**INSTRUCTIONS TO FOLLOW**
Transcribe all of the material below word for word and leave out its pictures.

**RAW DATA**
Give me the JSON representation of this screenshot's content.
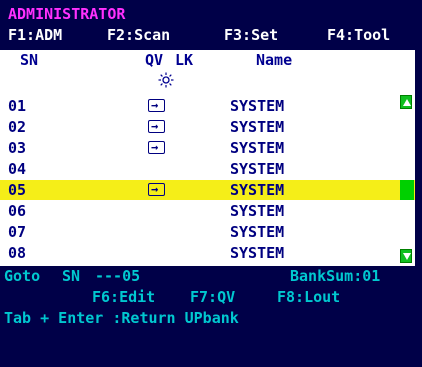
{
  "title": "ADMINISTRATOR",
  "fkeys": {
    "f1": "F1:ADM",
    "f2": "F2:Scan",
    "f3": "F3:Set",
    "f4": "F4:Tool"
  },
  "columns": {
    "sn": "SN",
    "brightness_icon": "sun-icon",
    "qv": "QV",
    "lk": "LK",
    "name": "Name"
  },
  "rows": [
    {
      "sn": "01",
      "qv": true,
      "name": "SYSTEM"
    },
    {
      "sn": "02",
      "qv": true,
      "name": "SYSTEM"
    },
    {
      "sn": "03",
      "qv": true,
      "name": "SYSTEM"
    },
    {
      "sn": "04",
      "qv": false,
      "name": "SYSTEM"
    },
    {
      "sn": "05",
      "qv": true,
      "name": "SYSTEM",
      "selected": true
    },
    {
      "sn": "06",
      "qv": false,
      "name": "SYSTEM"
    },
    {
      "sn": "07",
      "qv": false,
      "name": "SYSTEM"
    },
    {
      "sn": "08",
      "qv": false,
      "name": "SYSTEM"
    }
  ],
  "footer": {
    "goto_label": "Goto",
    "sn_label": "SN",
    "sn_value": "---05",
    "banksum": "BankSum:01",
    "f6": "F6:Edit",
    "f7": "F7:QV",
    "f8": "F8:Lout",
    "hint": "Tab + Enter :Return UPbank"
  },
  "colors": {
    "background": "#000048",
    "selection": "#f5ee18",
    "title": "#ff30ff",
    "footer_text": "#00c8d0"
  }
}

**WORKED SOLUTION**
Give me the JSON representation of this screenshot's content.
{
  "title": "ADMINISTRATOR",
  "fkeys": {
    "f1": "F1:ADM",
    "f2": "F2:Scan",
    "f3": "F3:Set",
    "f4": "F4:Tool"
  },
  "columns": {
    "sn": "SN",
    "brightness_icon": "sun-icon",
    "qv": "QV",
    "lk": "LK",
    "name": "Name"
  },
  "rows": [
    {
      "sn": "01",
      "qv": true,
      "name": "SYSTEM"
    },
    {
      "sn": "02",
      "qv": true,
      "name": "SYSTEM"
    },
    {
      "sn": "03",
      "qv": true,
      "name": "SYSTEM"
    },
    {
      "sn": "04",
      "qv": false,
      "name": "SYSTEM"
    },
    {
      "sn": "05",
      "qv": true,
      "name": "SYSTEM",
      "selected": true
    },
    {
      "sn": "06",
      "qv": false,
      "name": "SYSTEM"
    },
    {
      "sn": "07",
      "qv": false,
      "name": "SYSTEM"
    },
    {
      "sn": "08",
      "qv": false,
      "name": "SYSTEM"
    }
  ],
  "footer": {
    "goto_label": "Goto",
    "sn_label": "SN",
    "sn_value": "---05",
    "banksum": "BankSum:01",
    "f6": "F6:Edit",
    "f7": "F7:QV",
    "f8": "F8:Lout",
    "hint": "Tab + Enter :Return UPbank"
  },
  "colors": {
    "background": "#000048",
    "selection": "#f5ee18",
    "title": "#ff30ff",
    "footer_text": "#00c8d0"
  }
}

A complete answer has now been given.